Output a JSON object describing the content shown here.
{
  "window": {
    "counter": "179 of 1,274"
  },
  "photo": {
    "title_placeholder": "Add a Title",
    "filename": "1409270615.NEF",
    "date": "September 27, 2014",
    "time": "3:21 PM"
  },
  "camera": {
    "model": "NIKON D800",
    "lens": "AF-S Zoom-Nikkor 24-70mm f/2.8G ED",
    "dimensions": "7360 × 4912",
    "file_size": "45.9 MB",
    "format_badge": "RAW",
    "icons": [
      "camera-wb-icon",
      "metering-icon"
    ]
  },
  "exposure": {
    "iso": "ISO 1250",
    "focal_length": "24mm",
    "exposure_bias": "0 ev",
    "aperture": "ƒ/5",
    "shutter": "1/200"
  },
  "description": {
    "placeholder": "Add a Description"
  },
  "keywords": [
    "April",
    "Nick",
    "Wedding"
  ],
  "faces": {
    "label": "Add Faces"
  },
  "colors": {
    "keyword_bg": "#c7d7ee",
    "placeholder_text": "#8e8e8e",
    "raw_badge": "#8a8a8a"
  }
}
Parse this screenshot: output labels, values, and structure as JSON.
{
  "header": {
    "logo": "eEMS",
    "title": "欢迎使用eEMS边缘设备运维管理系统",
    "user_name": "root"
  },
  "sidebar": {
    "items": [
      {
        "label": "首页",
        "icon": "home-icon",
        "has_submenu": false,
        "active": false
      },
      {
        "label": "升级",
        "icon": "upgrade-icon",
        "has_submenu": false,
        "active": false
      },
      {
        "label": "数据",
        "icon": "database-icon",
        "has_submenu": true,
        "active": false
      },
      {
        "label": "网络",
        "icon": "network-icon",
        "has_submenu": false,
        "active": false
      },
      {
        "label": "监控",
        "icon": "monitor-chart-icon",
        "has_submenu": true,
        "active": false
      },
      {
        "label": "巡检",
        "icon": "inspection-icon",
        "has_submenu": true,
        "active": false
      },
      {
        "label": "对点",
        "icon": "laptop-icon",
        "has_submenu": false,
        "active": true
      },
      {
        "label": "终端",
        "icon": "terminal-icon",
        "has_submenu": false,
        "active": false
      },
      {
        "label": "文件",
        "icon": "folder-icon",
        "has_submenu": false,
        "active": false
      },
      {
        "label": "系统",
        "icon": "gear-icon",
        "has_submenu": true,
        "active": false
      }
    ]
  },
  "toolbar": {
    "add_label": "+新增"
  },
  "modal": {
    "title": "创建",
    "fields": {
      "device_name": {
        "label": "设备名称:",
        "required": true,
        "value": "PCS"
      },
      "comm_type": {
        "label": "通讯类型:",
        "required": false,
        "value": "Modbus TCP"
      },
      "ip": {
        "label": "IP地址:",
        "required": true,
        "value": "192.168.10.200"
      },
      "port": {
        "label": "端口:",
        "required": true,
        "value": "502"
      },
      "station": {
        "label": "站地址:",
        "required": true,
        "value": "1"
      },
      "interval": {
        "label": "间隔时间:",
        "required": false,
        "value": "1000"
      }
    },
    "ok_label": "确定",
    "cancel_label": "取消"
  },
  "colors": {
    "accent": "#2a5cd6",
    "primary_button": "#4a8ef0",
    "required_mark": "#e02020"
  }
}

Exercise instructions
Print out every entry, keeping each one exact.

The solution
Output a JSON object describing the content shown here.
{
  "window": {
    "counter": "179 of 1,274"
  },
  "photo": {
    "title_placeholder": "Add a Title",
    "filename": "1409270615.NEF",
    "date": "September 27, 2014",
    "time": "3:21 PM"
  },
  "camera": {
    "model": "NIKON D800",
    "lens": "AF-S Zoom-Nikkor 24-70mm f/2.8G ED",
    "dimensions": "7360 × 4912",
    "file_size": "45.9 MB",
    "format_badge": "RAW",
    "icons": [
      "camera-wb-icon",
      "metering-icon"
    ]
  },
  "exposure": {
    "iso": "ISO 1250",
    "focal_length": "24mm",
    "exposure_bias": "0 ev",
    "aperture": "ƒ/5",
    "shutter": "1/200"
  },
  "description": {
    "placeholder": "Add a Description"
  },
  "keywords": [
    "April",
    "Nick",
    "Wedding"
  ],
  "faces": {
    "label": "Add Faces"
  },
  "colors": {
    "keyword_bg": "#c7d7ee",
    "placeholder_text": "#8e8e8e",
    "raw_badge": "#8a8a8a"
  }
}
Parse this screenshot: output labels, values, and structure as JSON.
{
  "header": {
    "logo": "eEMS",
    "title": "欢迎使用eEMS边缘设备运维管理系统",
    "user_name": "root"
  },
  "sidebar": {
    "items": [
      {
        "label": "首页",
        "icon": "home-icon",
        "has_submenu": false,
        "active": false
      },
      {
        "label": "升级",
        "icon": "upgrade-icon",
        "has_submenu": false,
        "active": false
      },
      {
        "label": "数据",
        "icon": "database-icon",
        "has_submenu": true,
        "active": false
      },
      {
        "label": "网络",
        "icon": "network-icon",
        "has_submenu": false,
        "active": false
      },
      {
        "label": "监控",
        "icon": "monitor-chart-icon",
        "has_submenu": true,
        "active": false
      },
      {
        "label": "巡检",
        "icon": "inspection-icon",
        "has_submenu": true,
        "active": false
      },
      {
        "label": "对点",
        "icon": "laptop-icon",
        "has_submenu": false,
        "active": true
      },
      {
        "label": "终端",
        "icon": "terminal-icon",
        "has_submenu": false,
        "active": false
      },
      {
        "label": "文件",
        "icon": "folder-icon",
        "has_submenu": false,
        "active": false
      },
      {
        "label": "系统",
        "icon": "gear-icon",
        "has_submenu": true,
        "active": false
      }
    ]
  },
  "toolbar": {
    "add_label": "+新增"
  },
  "modal": {
    "title": "创建",
    "fields": {
      "device_name": {
        "label": "设备名称:",
        "required": true,
        "value": "PCS"
      },
      "comm_type": {
        "label": "通讯类型:",
        "required": false,
        "value": "Modbus TCP"
      },
      "ip": {
        "label": "IP地址:",
        "required": true,
        "value": "192.168.10.200"
      },
      "port": {
        "label": "端口:",
        "required": true,
        "value": "502"
      },
      "station": {
        "label": "站地址:",
        "required": true,
        "value": "1"
      },
      "interval": {
        "label": "间隔时间:",
        "required": false,
        "value": "1000"
      }
    },
    "ok_label": "确定",
    "cancel_label": "取消"
  },
  "colors": {
    "accent": "#2a5cd6",
    "primary_button": "#4a8ef0",
    "required_mark": "#e02020"
  }
}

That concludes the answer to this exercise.